====== Material ======

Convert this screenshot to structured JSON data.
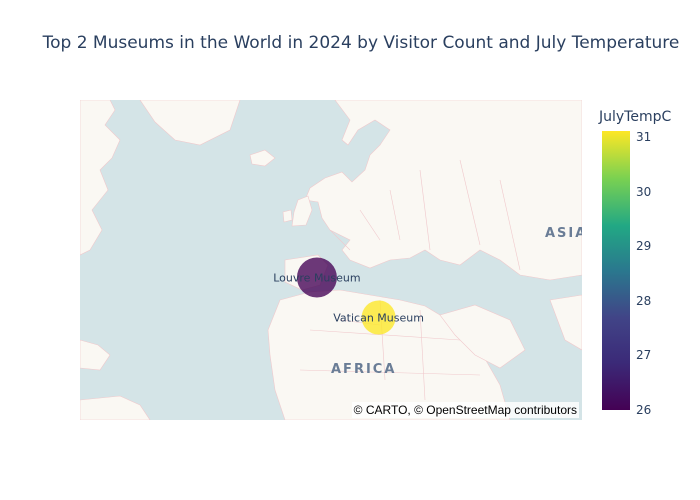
{
  "title": "Top 2 Museums in the World in 2024 by Visitor Count and July Temperature",
  "map": {
    "attribution": "© CARTO, © OpenStreetMap contributors",
    "region_labels": [
      "ASIA",
      "AFRICA"
    ]
  },
  "colorbar": {
    "title": "JulyTempC",
    "ticks": [
      "31",
      "30",
      "29",
      "28",
      "27",
      "26"
    ],
    "range": [
      26,
      31
    ],
    "colorscale": [
      "#440154",
      "#3b528b",
      "#21918c",
      "#5ec962",
      "#fde725"
    ]
  },
  "chart_data": {
    "type": "scatter",
    "title": "Top 2 Museums in the World in 2024 by Visitor Count and July Temperature",
    "color_variable": "JulyTempC",
    "points": [
      {
        "name": "Louvre Museum",
        "lat": 48.86,
        "lon": 2.34,
        "JulyTempC": 26,
        "color": "#440154"
      },
      {
        "name": "Vatican Museum",
        "lat": 41.91,
        "lon": 12.45,
        "JulyTempC": 31,
        "color": "#fde725"
      }
    ]
  }
}
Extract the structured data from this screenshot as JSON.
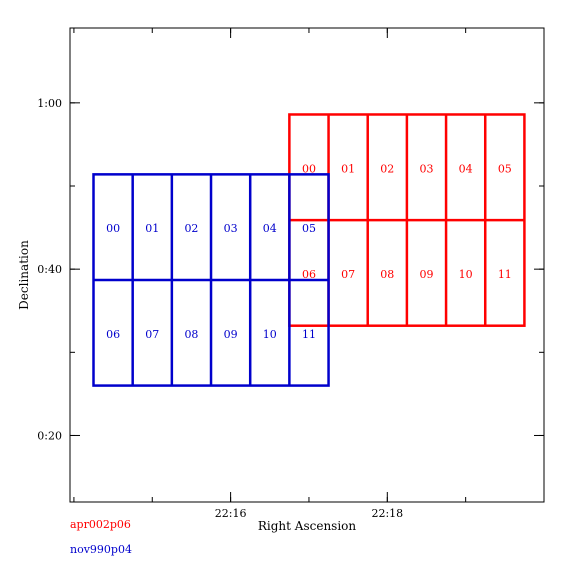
{
  "axes": {
    "xlabel": "Right Ascension",
    "ylabel": "Declination",
    "x_ticks": [
      {
        "label": "22:16",
        "value": 2.0
      },
      {
        "label": "22:18",
        "value": 4.0
      }
    ],
    "y_ticks": [
      {
        "label": "1:00",
        "value": 60
      },
      {
        "label": "0:40",
        "value": 40
      },
      {
        "label": "0:20",
        "value": 20
      }
    ],
    "xlim": [
      -0.05,
      6.0
    ],
    "ylim": [
      12,
      69
    ],
    "x_minor_step": 1.0,
    "y_minor_step": 10
  },
  "pointings": [
    {
      "name": "apr002p06",
      "color": "#ff0000",
      "ra_min": 2.75,
      "ra_max": 5.75,
      "dec_max": 58.6,
      "dec_mid": 45.9,
      "chip_labels": [
        {
          "id": "00",
          "row": 0,
          "col": 0
        },
        {
          "id": "01",
          "row": 0,
          "col": 1
        },
        {
          "id": "02",
          "row": 0,
          "col": 2
        },
        {
          "id": "03",
          "row": 0,
          "col": 3
        },
        {
          "id": "04",
          "row": 0,
          "col": 4
        },
        {
          "id": "05",
          "row": 0,
          "col": 5
        },
        {
          "id": "06",
          "row": 1,
          "col": 0
        },
        {
          "id": "07",
          "row": 1,
          "col": 1
        },
        {
          "id": "08",
          "row": 1,
          "col": 2
        },
        {
          "id": "09",
          "row": 1,
          "col": 3
        },
        {
          "id": "10",
          "row": 1,
          "col": 4
        },
        {
          "id": "11",
          "row": 1,
          "col": 5
        }
      ]
    },
    {
      "name": "nov990p04",
      "color": "#0000cc",
      "ra_min": 0.25,
      "ra_max": 3.25,
      "dec_max": 51.4,
      "dec_mid": 38.7,
      "chip_labels": [
        {
          "id": "00",
          "row": 0,
          "col": 0
        },
        {
          "id": "01",
          "row": 0,
          "col": 1
        },
        {
          "id": "02",
          "row": 0,
          "col": 2
        },
        {
          "id": "03",
          "row": 0,
          "col": 3
        },
        {
          "id": "04",
          "row": 0,
          "col": 4
        },
        {
          "id": "05",
          "row": 0,
          "col": 5
        },
        {
          "id": "06",
          "row": 1,
          "col": 0
        },
        {
          "id": "07",
          "row": 1,
          "col": 1
        },
        {
          "id": "08",
          "row": 1,
          "col": 2
        },
        {
          "id": "09",
          "row": 1,
          "col": 3
        },
        {
          "id": "10",
          "row": 1,
          "col": 4
        },
        {
          "id": "11",
          "row": 1,
          "col": 5
        }
      ]
    }
  ],
  "legend": {
    "entries": [
      {
        "name": "apr002p06",
        "color": "#ff0000"
      },
      {
        "name": "nov990p04",
        "color": "#0000cc"
      }
    ]
  }
}
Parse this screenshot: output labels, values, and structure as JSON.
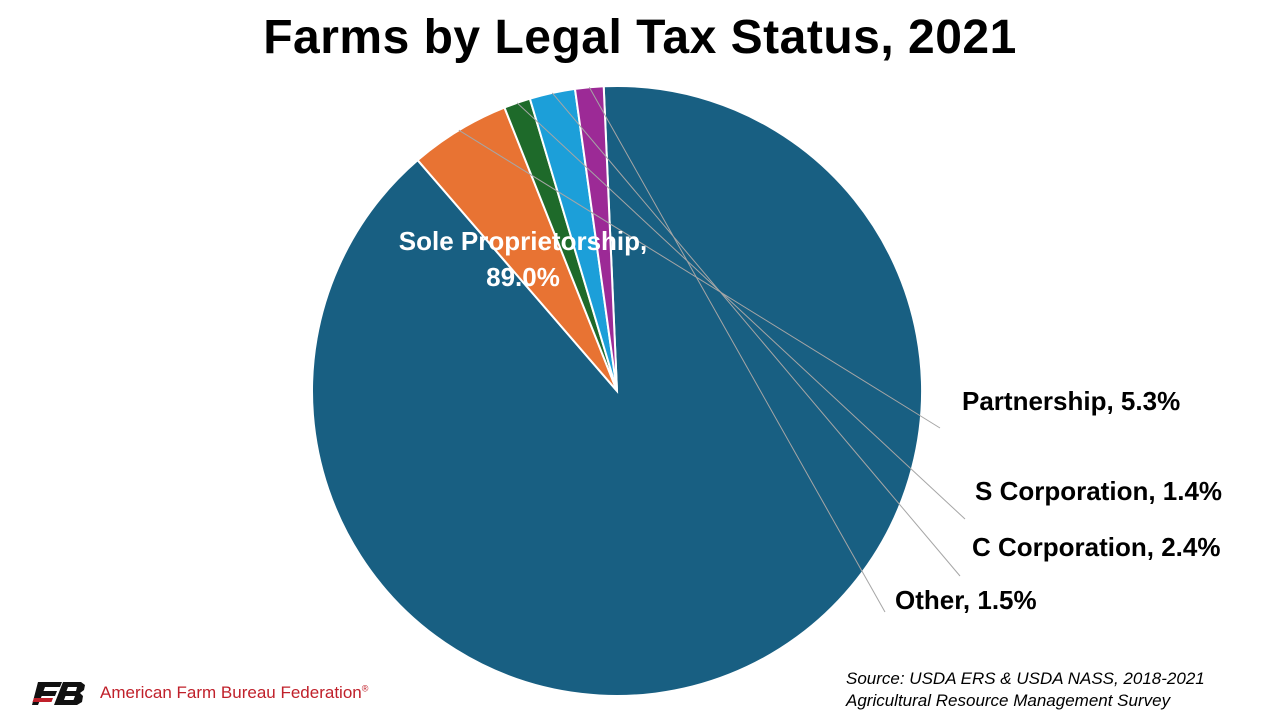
{
  "title": "Farms by Legal Tax Status, 2021",
  "chart_data": {
    "type": "pie",
    "title": "Farms by Legal Tax Status, 2021",
    "unit": "%",
    "slices": [
      {
        "label": "Sole Proprietorship",
        "value": 89.0,
        "display": "Sole Proprietorship,",
        "display_value": "89.0%",
        "color": "#185f82"
      },
      {
        "label": "Partnership",
        "value": 5.3,
        "display": "Partnership, 5.3%",
        "color": "#e87333"
      },
      {
        "label": "S Corporation",
        "value": 1.4,
        "display": "S Corporation, 1.4%",
        "color": "#1e6a2a"
      },
      {
        "label": "C Corporation",
        "value": 2.4,
        "display": "C Corporation, 2.4%",
        "color": "#1c9fd9"
      },
      {
        "label": "Other",
        "value": 1.5,
        "display": "Other, 1.5%",
        "color": "#9c2a96"
      }
    ]
  },
  "footer": {
    "organization": "American Farm Bureau Federation",
    "registered_mark": "®",
    "source_line1": "Source: USDA ERS & USDA NASS, 2018-2021",
    "source_line2": "Agricultural Resource Management Survey"
  },
  "colors": {
    "brand_red": "#c0202a",
    "logo_black": "#111111"
  }
}
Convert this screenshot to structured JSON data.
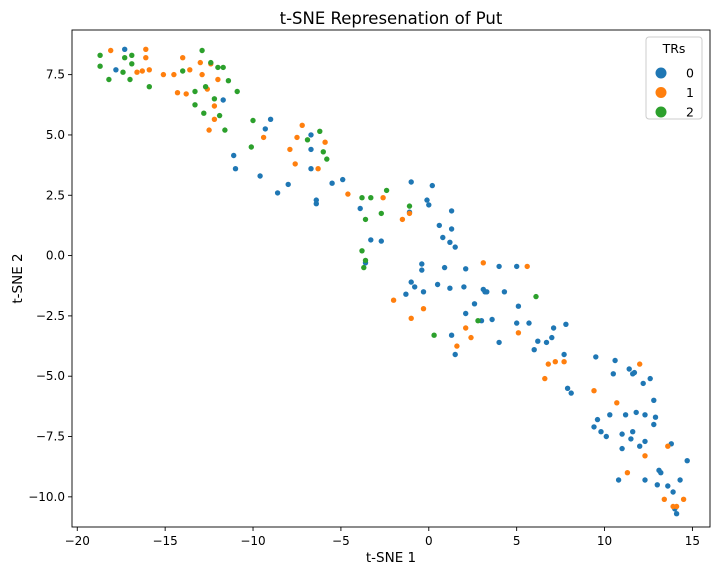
{
  "chart_data": {
    "type": "scatter",
    "title": "t-SNE Represenation of Put",
    "xlabel": "t-SNE 1",
    "ylabel": "t-SNE 2",
    "xlim": [
      -20.3,
      16.0
    ],
    "ylim": [
      -11.25,
      9.35
    ],
    "xticks": [
      -20,
      -15,
      -10,
      -5,
      0,
      5,
      10,
      15
    ],
    "xtick_labels": [
      "−20",
      "−15",
      "−10",
      "−5",
      "0",
      "5",
      "10",
      "15"
    ],
    "yticks": [
      -10.0,
      -7.5,
      -5.0,
      -2.5,
      0.0,
      2.5,
      5.0,
      7.5
    ],
    "ytick_labels": [
      "−10.0",
      "−7.5",
      "−5.0",
      "−2.5",
      "0.0",
      "2.5",
      "5.0",
      "7.5"
    ],
    "grid": false,
    "legend": {
      "title": "TRs",
      "position": "top-right"
    },
    "series": [
      {
        "name": "0",
        "color": "#1f77b4",
        "points": [
          [
            -17.3,
            8.55
          ],
          [
            -17.8,
            7.7
          ],
          [
            -11.7,
            6.45
          ],
          [
            -11.1,
            4.15
          ],
          [
            -11.0,
            3.6
          ],
          [
            -9.6,
            3.3
          ],
          [
            -9.0,
            5.65
          ],
          [
            -9.3,
            5.25
          ],
          [
            -8.6,
            2.6
          ],
          [
            -8.0,
            2.95
          ],
          [
            -6.7,
            5.0
          ],
          [
            -6.7,
            4.4
          ],
          [
            -6.7,
            3.6
          ],
          [
            -6.4,
            2.15
          ],
          [
            -6.4,
            2.3
          ],
          [
            -5.5,
            3.0
          ],
          [
            -4.9,
            3.15
          ],
          [
            -3.9,
            1.95
          ],
          [
            -3.3,
            0.65
          ],
          [
            -2.7,
            0.6
          ],
          [
            -3.6,
            -0.3
          ],
          [
            -1.3,
            -1.6
          ],
          [
            -1.0,
            -1.1
          ],
          [
            -0.8,
            -1.3
          ],
          [
            -0.4,
            -0.6
          ],
          [
            -0.3,
            -1.5
          ],
          [
            -1.1,
            1.8
          ],
          [
            -1.0,
            3.05
          ],
          [
            0.2,
            2.9
          ],
          [
            -0.1,
            2.3
          ],
          [
            0.0,
            2.1
          ],
          [
            0.6,
            1.25
          ],
          [
            0.8,
            0.75
          ],
          [
            1.3,
            1.1
          ],
          [
            1.3,
            1.85
          ],
          [
            1.2,
            0.55
          ],
          [
            1.5,
            0.35
          ],
          [
            0.9,
            -0.5
          ],
          [
            -0.4,
            -0.35
          ],
          [
            0.5,
            -1.2
          ],
          [
            1.2,
            -1.35
          ],
          [
            2.1,
            -0.55
          ],
          [
            2.0,
            -1.3
          ],
          [
            2.1,
            -2.4
          ],
          [
            2.6,
            -2.0
          ],
          [
            3.0,
            -2.7
          ],
          [
            3.2,
            -1.5
          ],
          [
            3.1,
            -1.4
          ],
          [
            3.3,
            -1.5
          ],
          [
            3.6,
            -2.65
          ],
          [
            4.0,
            -0.45
          ],
          [
            4.3,
            -1.5
          ],
          [
            5.0,
            -0.45
          ],
          [
            5.1,
            -2.1
          ],
          [
            5.0,
            -2.8
          ],
          [
            5.7,
            -2.8
          ],
          [
            6.0,
            -3.9
          ],
          [
            6.2,
            -3.55
          ],
          [
            6.7,
            -3.6
          ],
          [
            7.0,
            -3.4
          ],
          [
            7.1,
            -3.0
          ],
          [
            7.8,
            -2.85
          ],
          [
            7.7,
            -4.1
          ],
          [
            7.9,
            -5.5
          ],
          [
            8.1,
            -5.7
          ],
          [
            4.0,
            -3.6
          ],
          [
            1.3,
            -3.3
          ],
          [
            1.5,
            -4.1
          ],
          [
            9.5,
            -4.2
          ],
          [
            9.4,
            -7.1
          ],
          [
            9.6,
            -6.8
          ],
          [
            9.8,
            -7.3
          ],
          [
            10.1,
            -7.5
          ],
          [
            10.3,
            -6.6
          ],
          [
            10.5,
            -4.9
          ],
          [
            10.6,
            -4.35
          ],
          [
            10.8,
            -9.3
          ],
          [
            11.0,
            -7.4
          ],
          [
            11.0,
            -8.0
          ],
          [
            11.2,
            -6.6
          ],
          [
            11.4,
            -4.7
          ],
          [
            11.6,
            -4.9
          ],
          [
            11.5,
            -7.6
          ],
          [
            11.6,
            -7.3
          ],
          [
            11.7,
            -4.85
          ],
          [
            11.8,
            -6.5
          ],
          [
            12.0,
            -7.9
          ],
          [
            12.2,
            -5.3
          ],
          [
            12.3,
            -7.7
          ],
          [
            12.3,
            -9.3
          ],
          [
            12.3,
            -6.6
          ],
          [
            12.6,
            -5.1
          ],
          [
            12.8,
            -7.0
          ],
          [
            12.8,
            -6.0
          ],
          [
            12.9,
            -6.7
          ],
          [
            13.1,
            -8.9
          ],
          [
            13.2,
            -9.0
          ],
          [
            13.0,
            -9.5
          ],
          [
            13.6,
            -9.55
          ],
          [
            13.8,
            -7.8
          ],
          [
            13.9,
            -9.8
          ],
          [
            14.0,
            -10.5
          ],
          [
            14.1,
            -10.7
          ],
          [
            14.3,
            -9.3
          ],
          [
            14.7,
            -8.5
          ]
        ]
      },
      {
        "name": "1",
        "color": "#ff7f0e",
        "points": [
          [
            -18.1,
            8.5
          ],
          [
            -16.6,
            7.6
          ],
          [
            -16.3,
            7.65
          ],
          [
            -16.1,
            8.55
          ],
          [
            -16.1,
            8.2
          ],
          [
            -15.9,
            7.7
          ],
          [
            -15.1,
            7.5
          ],
          [
            -14.5,
            7.5
          ],
          [
            -14.3,
            6.75
          ],
          [
            -14.0,
            8.2
          ],
          [
            -13.8,
            6.7
          ],
          [
            -13.6,
            7.7
          ],
          [
            -13.0,
            8.0
          ],
          [
            -12.9,
            7.5
          ],
          [
            -12.6,
            6.9
          ],
          [
            -12.5,
            5.2
          ],
          [
            -12.2,
            6.2
          ],
          [
            -12.2,
            5.65
          ],
          [
            -12.0,
            7.3
          ],
          [
            -12.4,
            7.95
          ],
          [
            -9.4,
            4.9
          ],
          [
            -7.9,
            4.4
          ],
          [
            -7.6,
            3.8
          ],
          [
            -7.5,
            4.9
          ],
          [
            -7.2,
            5.4
          ],
          [
            -6.3,
            3.6
          ],
          [
            -5.9,
            4.7
          ],
          [
            -4.6,
            2.55
          ],
          [
            -2.6,
            2.4
          ],
          [
            -1.5,
            1.5
          ],
          [
            -1.1,
            1.75
          ],
          [
            -2.0,
            -1.85
          ],
          [
            -1.0,
            -2.6
          ],
          [
            -0.3,
            -2.2
          ],
          [
            1.6,
            -3.75
          ],
          [
            2.1,
            -3.0
          ],
          [
            2.4,
            -3.4
          ],
          [
            3.1,
            -0.3
          ],
          [
            5.1,
            -3.2
          ],
          [
            5.6,
            -0.45
          ],
          [
            6.6,
            -5.1
          ],
          [
            6.8,
            -4.5
          ],
          [
            7.2,
            -4.4
          ],
          [
            7.7,
            -4.4
          ],
          [
            9.4,
            -5.6
          ],
          [
            10.7,
            -6.1
          ],
          [
            11.3,
            -9.0
          ],
          [
            12.0,
            -4.5
          ],
          [
            12.3,
            -8.3
          ],
          [
            13.4,
            -10.1
          ],
          [
            13.6,
            -7.9
          ],
          [
            13.9,
            -10.4
          ],
          [
            14.1,
            -10.4
          ],
          [
            14.5,
            -10.1
          ]
        ]
      },
      {
        "name": "2",
        "color": "#2ca02c",
        "points": [
          [
            -18.7,
            8.3
          ],
          [
            -18.7,
            7.85
          ],
          [
            -18.2,
            7.3
          ],
          [
            -17.4,
            7.6
          ],
          [
            -17.3,
            8.2
          ],
          [
            -17.0,
            7.3
          ],
          [
            -16.9,
            8.3
          ],
          [
            -16.9,
            7.95
          ],
          [
            -15.9,
            7.0
          ],
          [
            -14.0,
            7.65
          ],
          [
            -13.3,
            6.25
          ],
          [
            -13.3,
            6.8
          ],
          [
            -12.9,
            8.5
          ],
          [
            -12.8,
            5.9
          ],
          [
            -12.7,
            7.0
          ],
          [
            -12.4,
            8.0
          ],
          [
            -12.2,
            6.5
          ],
          [
            -12.0,
            7.8
          ],
          [
            -11.9,
            5.8
          ],
          [
            -11.7,
            7.8
          ],
          [
            -11.6,
            5.2
          ],
          [
            -11.4,
            7.25
          ],
          [
            -10.9,
            6.8
          ],
          [
            -10.1,
            4.5
          ],
          [
            -10.0,
            5.6
          ],
          [
            -6.9,
            4.8
          ],
          [
            -6.2,
            5.15
          ],
          [
            -6.0,
            4.3
          ],
          [
            -5.8,
            4.0
          ],
          [
            -3.8,
            2.4
          ],
          [
            -3.3,
            2.4
          ],
          [
            -2.7,
            1.75
          ],
          [
            -2.4,
            2.7
          ],
          [
            -3.6,
            1.5
          ],
          [
            -3.8,
            0.2
          ],
          [
            -3.6,
            -0.2
          ],
          [
            -3.7,
            -0.5
          ],
          [
            -1.1,
            2.05
          ],
          [
            0.3,
            -3.3
          ],
          [
            2.8,
            -2.7
          ],
          [
            6.1,
            -1.7
          ]
        ]
      }
    ]
  }
}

======

▸ **Exercise requirements**: Of the lines in the material above, state how many contain the string "Museums"; give no other text.

▸ **Result**: 2